■ **What the task asks**:
Write out every record in full, exactly as written, please.

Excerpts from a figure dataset
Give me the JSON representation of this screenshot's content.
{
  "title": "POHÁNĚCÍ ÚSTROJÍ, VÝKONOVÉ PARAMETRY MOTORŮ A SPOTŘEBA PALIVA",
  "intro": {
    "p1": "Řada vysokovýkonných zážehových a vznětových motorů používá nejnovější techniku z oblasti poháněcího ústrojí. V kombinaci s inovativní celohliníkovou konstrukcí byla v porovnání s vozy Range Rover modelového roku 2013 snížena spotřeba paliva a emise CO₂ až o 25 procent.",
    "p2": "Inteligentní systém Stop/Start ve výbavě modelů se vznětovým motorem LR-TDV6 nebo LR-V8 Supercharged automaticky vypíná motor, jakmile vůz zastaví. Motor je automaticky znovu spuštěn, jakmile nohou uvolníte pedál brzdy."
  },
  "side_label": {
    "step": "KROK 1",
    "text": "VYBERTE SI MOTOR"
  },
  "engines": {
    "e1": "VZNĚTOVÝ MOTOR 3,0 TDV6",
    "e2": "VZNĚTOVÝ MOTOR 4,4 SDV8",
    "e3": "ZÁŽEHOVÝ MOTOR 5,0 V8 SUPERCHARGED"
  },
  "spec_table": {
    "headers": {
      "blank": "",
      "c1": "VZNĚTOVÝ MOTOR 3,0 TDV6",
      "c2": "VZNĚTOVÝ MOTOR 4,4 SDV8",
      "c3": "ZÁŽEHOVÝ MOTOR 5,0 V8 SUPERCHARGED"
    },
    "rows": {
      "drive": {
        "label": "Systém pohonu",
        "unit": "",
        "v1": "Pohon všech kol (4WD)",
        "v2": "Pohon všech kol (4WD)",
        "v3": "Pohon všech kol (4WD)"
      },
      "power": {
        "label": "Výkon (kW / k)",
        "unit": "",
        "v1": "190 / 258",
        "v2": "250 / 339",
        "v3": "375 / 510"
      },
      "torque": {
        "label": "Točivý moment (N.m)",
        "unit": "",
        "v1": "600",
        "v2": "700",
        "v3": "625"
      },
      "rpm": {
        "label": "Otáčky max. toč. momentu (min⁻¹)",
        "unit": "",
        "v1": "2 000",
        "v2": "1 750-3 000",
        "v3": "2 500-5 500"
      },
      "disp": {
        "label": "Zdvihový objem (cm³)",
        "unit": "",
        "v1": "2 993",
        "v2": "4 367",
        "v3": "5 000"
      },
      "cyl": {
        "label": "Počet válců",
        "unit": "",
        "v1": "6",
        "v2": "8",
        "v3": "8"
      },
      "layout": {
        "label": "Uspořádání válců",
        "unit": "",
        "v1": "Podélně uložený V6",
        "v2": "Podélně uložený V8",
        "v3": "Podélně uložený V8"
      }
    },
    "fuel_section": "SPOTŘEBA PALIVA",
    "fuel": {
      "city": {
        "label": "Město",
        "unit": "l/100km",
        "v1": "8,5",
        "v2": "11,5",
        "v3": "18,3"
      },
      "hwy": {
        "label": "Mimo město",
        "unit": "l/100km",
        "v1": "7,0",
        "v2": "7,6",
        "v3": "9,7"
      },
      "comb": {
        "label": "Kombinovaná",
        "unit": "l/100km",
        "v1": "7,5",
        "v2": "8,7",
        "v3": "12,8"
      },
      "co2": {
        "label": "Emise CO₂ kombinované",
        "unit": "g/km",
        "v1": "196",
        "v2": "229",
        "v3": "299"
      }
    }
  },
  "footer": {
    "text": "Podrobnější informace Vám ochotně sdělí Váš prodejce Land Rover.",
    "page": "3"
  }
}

■ **Output for this exercise**:
Give me the JSON representation of this screenshot's content.
{
  "title": "POHÁNĚCÍ ÚSTROJÍ, VÝKONOVÉ PARAMETRY MOTORŮ A SPOTŘEBA PALIVA",
  "intro": {
    "p1": "Řada vysokovýkonných zážehových a vznětových motorů používá nejnovější techniku z oblasti poháněcího ústrojí. V kombinaci s inovativní celohliníkovou konstrukcí byla v porovnání s vozy Range Rover modelového roku 2013 snížena spotřeba paliva a emise CO₂ až o 25 procent.",
    "p2": "Inteligentní systém Stop/Start ve výbavě modelů se vznětovým motorem LR-TDV6 nebo LR-V8 Supercharged automaticky vypíná motor, jakmile vůz zastaví. Motor je automaticky znovu spuštěn, jakmile nohou uvolníte pedál brzdy."
  },
  "side_label": {
    "step": "KROK 1",
    "text": "VYBERTE SI MOTOR"
  },
  "engines": {
    "e1": "VZNĚTOVÝ MOTOR 3,0 TDV6",
    "e2": "VZNĚTOVÝ MOTOR 4,4 SDV8",
    "e3": "ZÁŽEHOVÝ MOTOR 5,0 V8 SUPERCHARGED"
  },
  "spec_table": {
    "headers": {
      "blank": "",
      "c1": "VZNĚTOVÝ MOTOR 3,0 TDV6",
      "c2": "VZNĚTOVÝ MOTOR 4,4 SDV8",
      "c3": "ZÁŽEHOVÝ MOTOR 5,0 V8 SUPERCHARGED"
    },
    "rows": {
      "drive": {
        "label": "Systém pohonu",
        "unit": "",
        "v1": "Pohon všech kol (4WD)",
        "v2": "Pohon všech kol (4WD)",
        "v3": "Pohon všech kol (4WD)"
      },
      "power": {
        "label": "Výkon (kW / k)",
        "unit": "",
        "v1": "190 / 258",
        "v2": "250 / 339",
        "v3": "375 / 510"
      },
      "torque": {
        "label": "Točivý moment (N.m)",
        "unit": "",
        "v1": "600",
        "v2": "700",
        "v3": "625"
      },
      "rpm": {
        "label": "Otáčky max. toč. momentu (min⁻¹)",
        "unit": "",
        "v1": "2 000",
        "v2": "1 750-3 000",
        "v3": "2 500-5 500"
      },
      "disp": {
        "label": "Zdvihový objem (cm³)",
        "unit": "",
        "v1": "2 993",
        "v2": "4 367",
        "v3": "5 000"
      },
      "cyl": {
        "label": "Počet válců",
        "unit": "",
        "v1": "6",
        "v2": "8",
        "v3": "8"
      },
      "layout": {
        "label": "Uspořádání válců",
        "unit": "",
        "v1": "Podélně uložený V6",
        "v2": "Podélně uložený V8",
        "v3": "Podélně uložený V8"
      }
    },
    "fuel_section": "SPOTŘEBA PALIVA",
    "fuel": {
      "city": {
        "label": "Město",
        "unit": "l/100km",
        "v1": "8,5",
        "v2": "11,5",
        "v3": "18,3"
      },
      "hwy": {
        "label": "Mimo město",
        "unit": "l/100km",
        "v1": "7,0",
        "v2": "7,6",
        "v3": "9,7"
      },
      "comb": {
        "label": "Kombinovaná",
        "unit": "l/100km",
        "v1": "7,5",
        "v2": "8,7",
        "v3": "12,8"
      },
      "co2": {
        "label": "Emise CO₂ kombinované",
        "unit": "g/km",
        "v1": "196",
        "v2": "229",
        "v3": "299"
      }
    }
  },
  "footer": {
    "text": "Podrobnější informace Vám ochotně sdělí Váš prodejce Land Rover.",
    "page": "3"
  }
}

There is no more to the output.